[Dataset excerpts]
--*--

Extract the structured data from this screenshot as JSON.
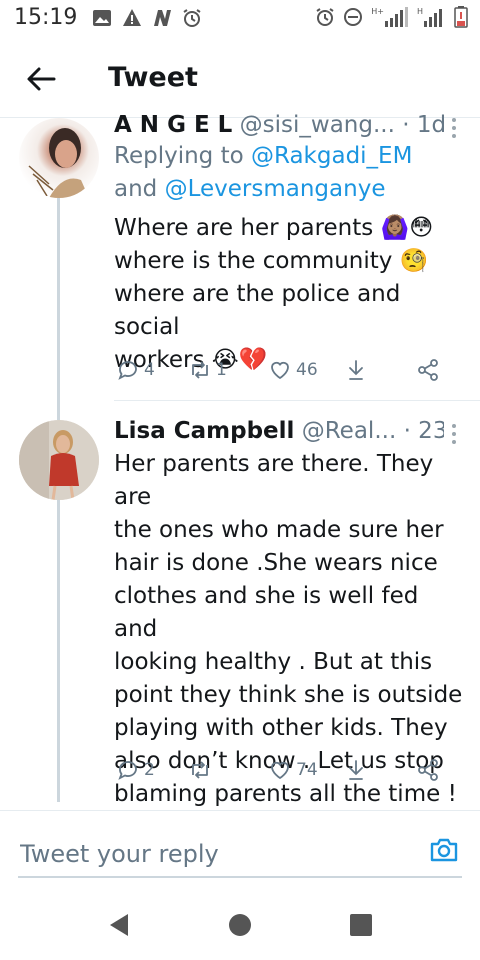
{
  "status_bar": {
    "time": "15:19",
    "left_icons": [
      "image-icon",
      "warning-icon",
      "n-icon",
      "alarm-icon"
    ],
    "right_icons": [
      "alarm-icon",
      "dnd-icon",
      "signal-h-plus-icon",
      "signal-h-icon",
      "battery-low-icon"
    ],
    "signal_label_1": "H+",
    "signal_label_2": "H"
  },
  "header": {
    "title": "Tweet"
  },
  "tweets": [
    {
      "name": "A N G E L",
      "handle": "@sisi_wang...",
      "time": "· 1d",
      "replying_prefix": "Replying to",
      "mention1": "@Rakgadi_EM",
      "and_text": "and",
      "mention2": "@Leversmanganye",
      "lines": [
        "Where are her parents 🙆🏽‍♀️😳",
        "where is the community 🧐",
        "where are the police and social",
        "workers 😭💔"
      ],
      "replies": "4",
      "retweets": "1",
      "likes": "46"
    },
    {
      "name": "Lisa Campbell",
      "handle": "@Real...",
      "time": "· 23h",
      "lines": [
        "Her parents are there. They are",
        "the ones who made sure her",
        "hair is done .She wears nice",
        "clothes and she is well fed and",
        "looking healthy . But at this",
        "point they think she is outside",
        "playing with other kids. They",
        "also don’t know . Let us stop",
        "blaming parents all the time !"
      ],
      "replies": "2",
      "retweets": "",
      "likes": "74"
    }
  ],
  "reply_bar": {
    "placeholder": "Tweet your reply"
  },
  "colors": {
    "accent": "#1b95e0",
    "muted": "#657786",
    "text": "#14171a",
    "line": "#ccd6dd"
  }
}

--*--

== What you have to do ==
Write out each line of the data exactly; the images should be left out.

== Solution to this problem ==
Extract the structured data from this screenshot as JSON.
{
  "status_bar": {
    "time": "15:19",
    "left_icons": [
      "image-icon",
      "warning-icon",
      "n-icon",
      "alarm-icon"
    ],
    "right_icons": [
      "alarm-icon",
      "dnd-icon",
      "signal-h-plus-icon",
      "signal-h-icon",
      "battery-low-icon"
    ],
    "signal_label_1": "H+",
    "signal_label_2": "H"
  },
  "header": {
    "title": "Tweet"
  },
  "tweets": [
    {
      "name": "A N G E L",
      "handle": "@sisi_wang...",
      "time": "· 1d",
      "replying_prefix": "Replying to",
      "mention1": "@Rakgadi_EM",
      "and_text": "and",
      "mention2": "@Leversmanganye",
      "lines": [
        "Where are her parents 🙆🏽‍♀️😳",
        "where is the community 🧐",
        "where are the police and social",
        "workers 😭💔"
      ],
      "replies": "4",
      "retweets": "1",
      "likes": "46"
    },
    {
      "name": "Lisa Campbell",
      "handle": "@Real...",
      "time": "· 23h",
      "lines": [
        "Her parents are there. They are",
        "the ones who made sure her",
        "hair is done .She wears nice",
        "clothes and she is well fed and",
        "looking healthy . But at this",
        "point they think she is outside",
        "playing with other kids. They",
        "also don’t know . Let us stop",
        "blaming parents all the time !"
      ],
      "replies": "2",
      "retweets": "",
      "likes": "74"
    }
  ],
  "reply_bar": {
    "placeholder": "Tweet your reply"
  },
  "colors": {
    "accent": "#1b95e0",
    "muted": "#657786",
    "text": "#14171a",
    "line": "#ccd6dd"
  }
}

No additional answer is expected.